Work to complete:
Exactly reproduce each record listed below.

-- Begin Excerpted data --

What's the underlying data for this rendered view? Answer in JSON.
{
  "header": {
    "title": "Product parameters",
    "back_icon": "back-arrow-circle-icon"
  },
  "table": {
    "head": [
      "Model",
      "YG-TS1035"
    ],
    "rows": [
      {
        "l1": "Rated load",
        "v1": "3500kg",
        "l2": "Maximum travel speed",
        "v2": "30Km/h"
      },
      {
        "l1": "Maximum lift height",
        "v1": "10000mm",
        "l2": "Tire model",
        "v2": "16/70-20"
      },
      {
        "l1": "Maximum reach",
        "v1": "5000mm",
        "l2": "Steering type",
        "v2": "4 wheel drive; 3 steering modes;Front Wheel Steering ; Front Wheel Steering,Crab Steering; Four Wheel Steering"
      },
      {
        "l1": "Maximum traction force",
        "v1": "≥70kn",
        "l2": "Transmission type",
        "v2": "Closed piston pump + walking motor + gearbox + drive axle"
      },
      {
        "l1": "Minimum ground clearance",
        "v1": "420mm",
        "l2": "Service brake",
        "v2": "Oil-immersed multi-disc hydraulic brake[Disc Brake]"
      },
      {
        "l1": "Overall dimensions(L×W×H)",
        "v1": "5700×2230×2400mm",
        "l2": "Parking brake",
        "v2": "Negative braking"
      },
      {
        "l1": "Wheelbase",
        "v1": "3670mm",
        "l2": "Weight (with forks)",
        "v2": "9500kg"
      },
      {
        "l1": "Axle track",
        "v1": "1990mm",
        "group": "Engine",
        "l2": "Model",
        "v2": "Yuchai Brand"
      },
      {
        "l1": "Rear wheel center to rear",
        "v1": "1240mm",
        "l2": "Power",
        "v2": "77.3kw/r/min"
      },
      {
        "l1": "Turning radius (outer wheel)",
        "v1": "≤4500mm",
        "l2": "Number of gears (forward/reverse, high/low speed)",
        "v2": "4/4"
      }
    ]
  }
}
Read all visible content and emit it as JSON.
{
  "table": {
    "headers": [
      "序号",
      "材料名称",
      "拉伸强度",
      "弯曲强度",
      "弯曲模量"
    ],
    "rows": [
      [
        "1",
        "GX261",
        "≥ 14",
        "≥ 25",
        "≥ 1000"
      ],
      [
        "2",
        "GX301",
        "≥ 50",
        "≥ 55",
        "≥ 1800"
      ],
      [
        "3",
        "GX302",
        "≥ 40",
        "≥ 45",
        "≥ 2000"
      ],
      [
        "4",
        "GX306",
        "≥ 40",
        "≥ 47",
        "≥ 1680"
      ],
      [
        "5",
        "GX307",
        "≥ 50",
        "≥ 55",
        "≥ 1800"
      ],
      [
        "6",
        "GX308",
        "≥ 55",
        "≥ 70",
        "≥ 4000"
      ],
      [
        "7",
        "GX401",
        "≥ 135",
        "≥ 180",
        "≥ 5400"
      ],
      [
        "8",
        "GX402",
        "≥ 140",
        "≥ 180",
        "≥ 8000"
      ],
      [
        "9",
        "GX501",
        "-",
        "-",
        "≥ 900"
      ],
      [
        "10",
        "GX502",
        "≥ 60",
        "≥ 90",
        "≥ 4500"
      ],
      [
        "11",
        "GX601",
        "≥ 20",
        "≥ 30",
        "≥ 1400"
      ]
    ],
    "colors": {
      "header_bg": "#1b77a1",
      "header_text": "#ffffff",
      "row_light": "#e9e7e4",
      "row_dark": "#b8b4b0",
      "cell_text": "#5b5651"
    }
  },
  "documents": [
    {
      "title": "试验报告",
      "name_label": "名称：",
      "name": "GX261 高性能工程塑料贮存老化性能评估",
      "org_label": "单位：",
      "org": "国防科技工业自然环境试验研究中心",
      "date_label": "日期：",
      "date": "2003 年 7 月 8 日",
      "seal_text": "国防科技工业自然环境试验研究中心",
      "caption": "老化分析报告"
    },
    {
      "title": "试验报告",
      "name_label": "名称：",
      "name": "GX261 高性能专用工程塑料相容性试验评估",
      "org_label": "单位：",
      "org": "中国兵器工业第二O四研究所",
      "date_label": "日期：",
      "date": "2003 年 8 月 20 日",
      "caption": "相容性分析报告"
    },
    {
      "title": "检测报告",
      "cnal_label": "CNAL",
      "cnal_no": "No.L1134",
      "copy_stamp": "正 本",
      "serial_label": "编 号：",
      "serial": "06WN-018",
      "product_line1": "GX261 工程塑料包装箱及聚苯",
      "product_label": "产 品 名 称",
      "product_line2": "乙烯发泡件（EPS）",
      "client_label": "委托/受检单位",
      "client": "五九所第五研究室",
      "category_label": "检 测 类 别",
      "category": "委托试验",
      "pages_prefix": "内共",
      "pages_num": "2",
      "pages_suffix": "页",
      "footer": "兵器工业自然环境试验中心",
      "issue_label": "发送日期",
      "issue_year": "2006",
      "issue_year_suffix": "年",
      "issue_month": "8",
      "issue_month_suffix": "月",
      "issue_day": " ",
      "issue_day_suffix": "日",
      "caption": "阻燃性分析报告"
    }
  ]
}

-- End Excerpted data --

Written answer:
What's the underlying data for this rendered view? Answer in JSON.
{
  "header": {
    "title": "Product parameters",
    "back_icon": "back-arrow-circle-icon"
  },
  "table": {
    "head": [
      "Model",
      "YG-TS1035"
    ],
    "rows": [
      {
        "l1": "Rated load",
        "v1": "3500kg",
        "l2": "Maximum travel speed",
        "v2": "30Km/h"
      },
      {
        "l1": "Maximum lift height",
        "v1": "10000mm",
        "l2": "Tire model",
        "v2": "16/70-20"
      },
      {
        "l1": "Maximum reach",
        "v1": "5000mm",
        "l2": "Steering type",
        "v2": "4 wheel drive; 3 steering modes;Front Wheel Steering ; Front Wheel Steering,Crab Steering; Four Wheel Steering"
      },
      {
        "l1": "Maximum traction force",
        "v1": "≥70kn",
        "l2": "Transmission type",
        "v2": "Closed piston pump + walking motor + gearbox + drive axle"
      },
      {
        "l1": "Minimum ground clearance",
        "v1": "420mm",
        "l2": "Service brake",
        "v2": "Oil-immersed multi-disc hydraulic brake[Disc Brake]"
      },
      {
        "l1": "Overall dimensions(L×W×H)",
        "v1": "5700×2230×2400mm",
        "l2": "Parking brake",
        "v2": "Negative braking"
      },
      {
        "l1": "Wheelbase",
        "v1": "3670mm",
        "l2": "Weight (with forks)",
        "v2": "9500kg"
      },
      {
        "l1": "Axle track",
        "v1": "1990mm",
        "group": "Engine",
        "l2": "Model",
        "v2": "Yuchai Brand"
      },
      {
        "l1": "Rear wheel center to rear",
        "v1": "1240mm",
        "l2": "Power",
        "v2": "77.3kw/r/min"
      },
      {
        "l1": "Turning radius (outer wheel)",
        "v1": "≤4500mm",
        "l2": "Number of gears (forward/reverse, high/low speed)",
        "v2": "4/4"
      }
    ]
  }
}
Read all visible content and emit it as JSON.
{
  "table": {
    "headers": [
      "序号",
      "材料名称",
      "拉伸强度",
      "弯曲强度",
      "弯曲模量"
    ],
    "rows": [
      [
        "1",
        "GX261",
        "≥ 14",
        "≥ 25",
        "≥ 1000"
      ],
      [
        "2",
        "GX301",
        "≥ 50",
        "≥ 55",
        "≥ 1800"
      ],
      [
        "3",
        "GX302",
        "≥ 40",
        "≥ 45",
        "≥ 2000"
      ],
      [
        "4",
        "GX306",
        "≥ 40",
        "≥ 47",
        "≥ 1680"
      ],
      [
        "5",
        "GX307",
        "≥ 50",
        "≥ 55",
        "≥ 1800"
      ],
      [
        "6",
        "GX308",
        "≥ 55",
        "≥ 70",
        "≥ 4000"
      ],
      [
        "7",
        "GX401",
        "≥ 135",
        "≥ 180",
        "≥ 5400"
      ],
      [
        "8",
        "GX402",
        "≥ 140",
        "≥ 180",
        "≥ 8000"
      ],
      [
        "9",
        "GX501",
        "-",
        "-",
        "≥ 900"
      ],
      [
        "10",
        "GX502",
        "≥ 60",
        "≥ 90",
        "≥ 4500"
      ],
      [
        "11",
        "GX601",
        "≥ 20",
        "≥ 30",
        "≥ 1400"
      ]
    ],
    "colors": {
      "header_bg": "#1b77a1",
      "header_text": "#ffffff",
      "row_light": "#e9e7e4",
      "row_dark": "#b8b4b0",
      "cell_text": "#5b5651"
    }
  },
  "documents": [
    {
      "title": "试验报告",
      "name_label": "名称：",
      "name": "GX261 高性能工程塑料贮存老化性能评估",
      "org_label": "单位：",
      "org": "国防科技工业自然环境试验研究中心",
      "date_label": "日期：",
      "date": "2003 年 7 月 8 日",
      "seal_text": "国防科技工业自然环境试验研究中心",
      "caption": "老化分析报告"
    },
    {
      "title": "试验报告",
      "name_label": "名称：",
      "name": "GX261 高性能专用工程塑料相容性试验评估",
      "org_label": "单位：",
      "org": "中国兵器工业第二O四研究所",
      "date_label": "日期：",
      "date": "2003 年 8 月 20 日",
      "caption": "相容性分析报告"
    },
    {
      "title": "检测报告",
      "cnal_label": "CNAL",
      "cnal_no": "No.L1134",
      "copy_stamp": "正 本",
      "serial_label": "编 号：",
      "serial": "06WN-018",
      "product_line1": "GX261 工程塑料包装箱及聚苯",
      "product_label": "产 品 名 称",
      "product_line2": "乙烯发泡件（EPS）",
      "client_label": "委托/受检单位",
      "client": "五九所第五研究室",
      "category_label": "检 测 类 别",
      "category": "委托试验",
      "pages_prefix": "内共",
      "pages_num": "2",
      "pages_suffix": "页",
      "footer": "兵器工业自然环境试验中心",
      "issue_label": "发送日期",
      "issue_year": "2006",
      "issue_year_suffix": "年",
      "issue_month": "8",
      "issue_month_suffix": "月",
      "issue_day": " ",
      "issue_day_suffix": "日",
      "caption": "阻燃性分析报告"
    }
  ]
}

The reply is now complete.